### [Exercise goal]
Count how many lines in the material below hold the word "varphi"; the reply is that number alone.

### [Records for this task]
↓↓↓
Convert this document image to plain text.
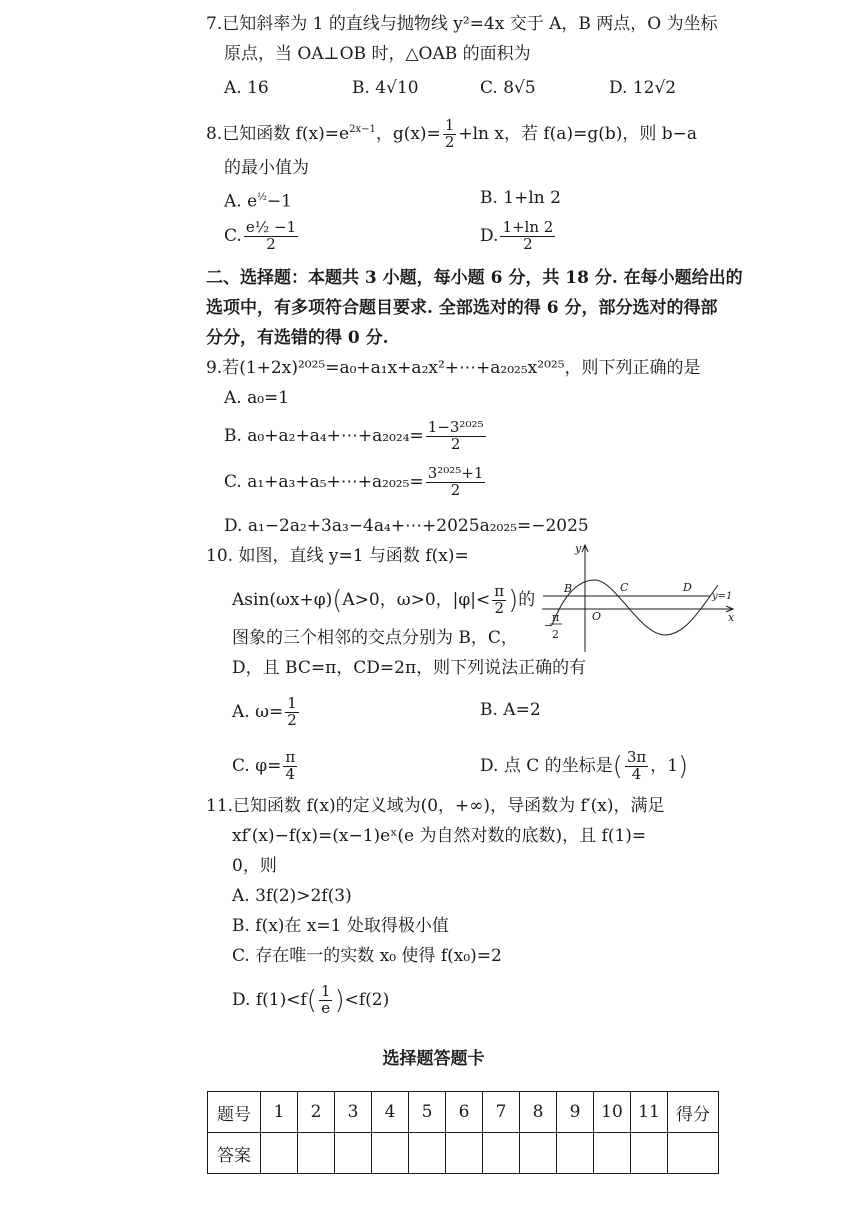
7.已知斜率为 1 的直线与抛物线 y²=4x 交于 A，B 两点，O 为坐标
原点，当 OA⊥OB 时，△OAB 的面积为
A. 16	B. 4√10	C. 8√5	D. 12√2
8.已知函数 $f(x)=e^{2x-1}$，$g(x)= \frac{1}{2} +\ln$ x，若 f(a)=g(b)，则 b−a
的最小值为
A. $e^{\frac{1}{2}}-1$	B. 1+ln 2
C. $\frac{\text{e½ −1}}{2}$	D. $\frac{1+\ln 2}{2}$
二、选择题：本题共 3 小题，每小题 6 分，共 18 分. 在每小题给出的
选项中，有多项符合题目要求. 全部选对的得 6 分，部分选对的得部
分分，有选错的得 0 分.
9.若(1+2x)²⁰²⁵=a₀+a₁x+a₂x²+⋯+a₂₀₂₅x²⁰²⁵，则下列正确的是
A. a₀=1
B. a₀+a₂+a₄+⋯+a₂₀₂₄= $\frac{\text{1−3²⁰²⁵}}{2}$
C. a₁+a₃+a₅+⋯+a₂₀₂₅= $\frac{\text{3²⁰²⁵+1}}{2}$
D. a₁−2a₂+3a₃−4a₄+⋯+2025a₂₀₂₅=−2025
10. 如图，直线 y=1 与函数 f(x)=
Asin(ωx+φ)(A>0，ω>0，$|\varphi|< \frac{\pi}{2}$ )的
图象的三个相邻的交点分别为 B，C，
D，且 BC=π，CD=2π，则下列说法正确的有
y
x
O
B	C	D
y=1
−
π
2
A. $\omega= \frac{1}{2}$	B. A=2
C. $\varphi= \frac{\pi}{4}$	D. 点 C 的坐标是( $\frac{3\pi}{4}$ ，1)
11.已知函数 f(x)的定义域为(0，+∞)，导函数为 f′(x)，满足
xf′(x)−f(x)=(x−1)eˣ(e 为自然对数的底数)，且 f(1)=
0，则
A. 3f(2)>2f(3)
B. f(x)在 x=1 处取得极小值
C. 存在唯一的实数 x₀ 使得 f(x₀)=2
D. $f(1)<f( \frac{1}{e} )<f(2)$
选择题答题卡
题号	1	2	3	4	5	6	7	8	9	10	11	得分
答案												
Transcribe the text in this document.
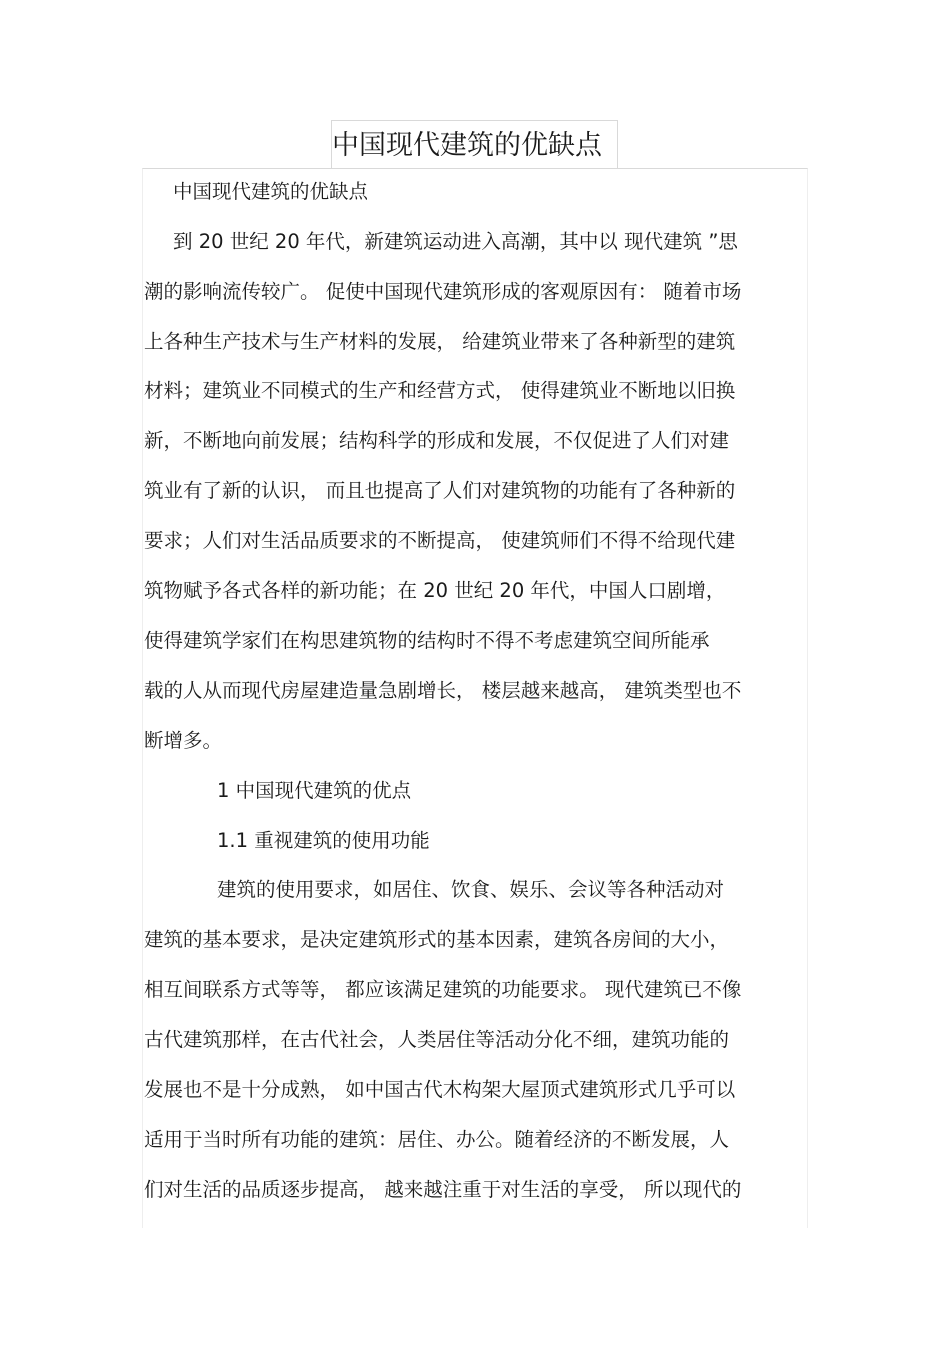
中国现代建筑的优缺点
中国现代建筑的优缺点
到 20 世纪 20 年代，新建筑运动进入高潮，其中以 现代建筑 ”思
潮的影响流传较广。 促使中国现代建筑形成的客观原因有： 随着市场
上各种生产技术与生产材料的发展， 给建筑业带来了各种新型的建筑
材料；建筑业不同模式的生产和经营方式， 使得建筑业不断地以旧换
新，不断地向前发展；结构科学的形成和发展，不仅促进了人们对建
筑业有了新的认识， 而且也提高了人们对建筑物的功能有了各种新的
要求；人们对生活品质要求的不断提高， 使建筑师们不得不给现代建
筑物赋予各式各样的新功能；在 20 世纪 20 年代，中国人口剧增，
使得建筑学家们在构思建筑物的结构时不得不考虑建筑空间所能承
载的人从而现代房屋建造量急剧增长， 楼层越来越高， 建筑类型也不
断增多。
1 中国现代建筑的优点
1.1 重视建筑的使用功能
建筑的使用要求，如居住、饮食、娱乐、会议等各种活动对
建筑的基本要求，是决定建筑形式的基本因素，建筑各房间的大小，
相互间联系方式等等， 都应该满足建筑的功能要求。 现代建筑已不像
古代建筑那样，在古代社会，人类居住等活动分化不细，建筑功能的
发展也不是十分成熟， 如中国古代木构架大屋顶式建筑形式几乎可以
适用于当时所有功能的建筑：居住、办公。随着经济的不断发展，人
们对生活的品质逐步提高， 越来越注重于对生活的享受， 所以现代的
↑↑↑
### [Answer for the task]
2